-- begin ROWS --

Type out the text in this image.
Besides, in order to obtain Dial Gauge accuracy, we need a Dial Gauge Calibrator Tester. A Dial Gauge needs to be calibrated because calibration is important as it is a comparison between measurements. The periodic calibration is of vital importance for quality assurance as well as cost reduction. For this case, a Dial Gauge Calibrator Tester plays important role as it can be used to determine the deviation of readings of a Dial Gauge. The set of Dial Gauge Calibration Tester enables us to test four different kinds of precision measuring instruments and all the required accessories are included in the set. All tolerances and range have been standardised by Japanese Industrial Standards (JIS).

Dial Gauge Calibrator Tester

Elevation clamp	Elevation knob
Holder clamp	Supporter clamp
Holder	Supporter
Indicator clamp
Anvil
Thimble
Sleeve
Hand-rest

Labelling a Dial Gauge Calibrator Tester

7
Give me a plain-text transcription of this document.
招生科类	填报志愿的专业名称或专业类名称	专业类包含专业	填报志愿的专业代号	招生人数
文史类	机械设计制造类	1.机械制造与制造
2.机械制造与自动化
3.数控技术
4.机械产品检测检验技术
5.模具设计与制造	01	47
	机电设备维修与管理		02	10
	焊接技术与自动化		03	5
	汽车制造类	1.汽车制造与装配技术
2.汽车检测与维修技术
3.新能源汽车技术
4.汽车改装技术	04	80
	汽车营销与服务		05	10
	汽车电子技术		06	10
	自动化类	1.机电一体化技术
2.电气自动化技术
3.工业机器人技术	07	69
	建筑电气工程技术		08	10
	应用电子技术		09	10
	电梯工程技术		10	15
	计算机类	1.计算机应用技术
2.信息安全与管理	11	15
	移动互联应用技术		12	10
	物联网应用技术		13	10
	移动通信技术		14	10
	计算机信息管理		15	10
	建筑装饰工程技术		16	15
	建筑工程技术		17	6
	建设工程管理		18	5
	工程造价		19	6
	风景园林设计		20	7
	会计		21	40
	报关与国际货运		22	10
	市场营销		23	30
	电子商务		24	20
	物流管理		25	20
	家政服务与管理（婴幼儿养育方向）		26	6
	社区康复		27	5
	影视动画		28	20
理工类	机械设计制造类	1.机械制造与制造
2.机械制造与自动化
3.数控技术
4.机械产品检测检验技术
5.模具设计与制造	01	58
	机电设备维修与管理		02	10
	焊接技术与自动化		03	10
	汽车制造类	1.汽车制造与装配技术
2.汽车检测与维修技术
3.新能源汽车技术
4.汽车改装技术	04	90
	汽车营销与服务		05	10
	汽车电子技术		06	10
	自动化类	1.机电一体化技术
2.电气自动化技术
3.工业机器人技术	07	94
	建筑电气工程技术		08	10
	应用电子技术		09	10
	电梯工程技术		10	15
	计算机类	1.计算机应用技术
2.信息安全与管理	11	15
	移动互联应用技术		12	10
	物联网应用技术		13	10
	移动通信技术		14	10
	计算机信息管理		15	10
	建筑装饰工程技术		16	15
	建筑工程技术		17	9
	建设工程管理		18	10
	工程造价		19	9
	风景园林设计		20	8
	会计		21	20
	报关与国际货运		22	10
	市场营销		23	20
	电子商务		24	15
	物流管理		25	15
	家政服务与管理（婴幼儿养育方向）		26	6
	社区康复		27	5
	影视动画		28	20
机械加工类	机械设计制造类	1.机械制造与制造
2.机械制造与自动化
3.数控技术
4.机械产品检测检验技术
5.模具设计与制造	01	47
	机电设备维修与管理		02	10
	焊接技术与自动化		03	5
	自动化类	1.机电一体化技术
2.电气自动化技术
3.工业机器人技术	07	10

-- end ROWS --

*EXERCISE INSTRUCTIONS:*
From the "Give me a plain-text" line to the close of the listing, restate each line word for word.

*THE REPLY:*
Give me a plain-text transcription of this document.
招生科类	填报志愿的专业名称或专业类名称	专业类包含专业	填报志愿的专业代号	招生人数
文史类	机械设计制造类	1.机械制造与制造
2.机械制造与自动化
3.数控技术
4.机械产品检测检验技术
5.模具设计与制造	01	47
	机电设备维修与管理		02	10
	焊接技术与自动化		03	5
	汽车制造类	1.汽车制造与装配技术
2.汽车检测与维修技术
3.新能源汽车技术
4.汽车改装技术	04	80
	汽车营销与服务		05	10
	汽车电子技术		06	10
	自动化类	1.机电一体化技术
2.电气自动化技术
3.工业机器人技术	07	69
	建筑电气工程技术		08	10
	应用电子技术		09	10
	电梯工程技术		10	15
	计算机类	1.计算机应用技术
2.信息安全与管理	11	15
	移动互联应用技术		12	10
	物联网应用技术		13	10
	移动通信技术		14	10
	计算机信息管理		15	10
	建筑装饰工程技术		16	15
	建筑工程技术		17	6
	建设工程管理		18	5
	工程造价		19	6
	风景园林设计		20	7
	会计		21	40
	报关与国际货运		22	10
	市场营销		23	30
	电子商务		24	20
	物流管理		25	20
	家政服务与管理（婴幼儿养育方向）		26	6
	社区康复		27	5
	影视动画		28	20
理工类	机械设计制造类	1.机械制造与制造
2.机械制造与自动化
3.数控技术
4.机械产品检测检验技术
5.模具设计与制造	01	58
	机电设备维修与管理		02	10
	焊接技术与自动化		03	10
	汽车制造类	1.汽车制造与装配技术
2.汽车检测与维修技术
3.新能源汽车技术
4.汽车改装技术	04	90
	汽车营销与服务		05	10
	汽车电子技术		06	10
	自动化类	1.机电一体化技术
2.电气自动化技术
3.工业机器人技术	07	94
	建筑电气工程技术		08	10
	应用电子技术		09	10
	电梯工程技术		10	15
	计算机类	1.计算机应用技术
2.信息安全与管理	11	15
	移动互联应用技术		12	10
	物联网应用技术		13	10
	移动通信技术		14	10
	计算机信息管理		15	10
	建筑装饰工程技术		16	15
	建筑工程技术		17	9
	建设工程管理		18	10
	工程造价		19	9
	风景园林设计		20	8
	会计		21	20
	报关与国际货运		22	10
	市场营销		23	20
	电子商务		24	15
	物流管理		25	15
	家政服务与管理（婴幼儿养育方向）		26	6
	社区康复		27	5
	影视动画		28	20
机械加工类	机械设计制造类	1.机械制造与制造
2.机械制造与自动化
3.数控技术
4.机械产品检测检验技术
5.模具设计与制造	01	47
	机电设备维修与管理		02	10
	焊接技术与自动化		03	5
	自动化类	1.机电一体化技术
2.电气自动化技术
3.工业机器人技术	07	10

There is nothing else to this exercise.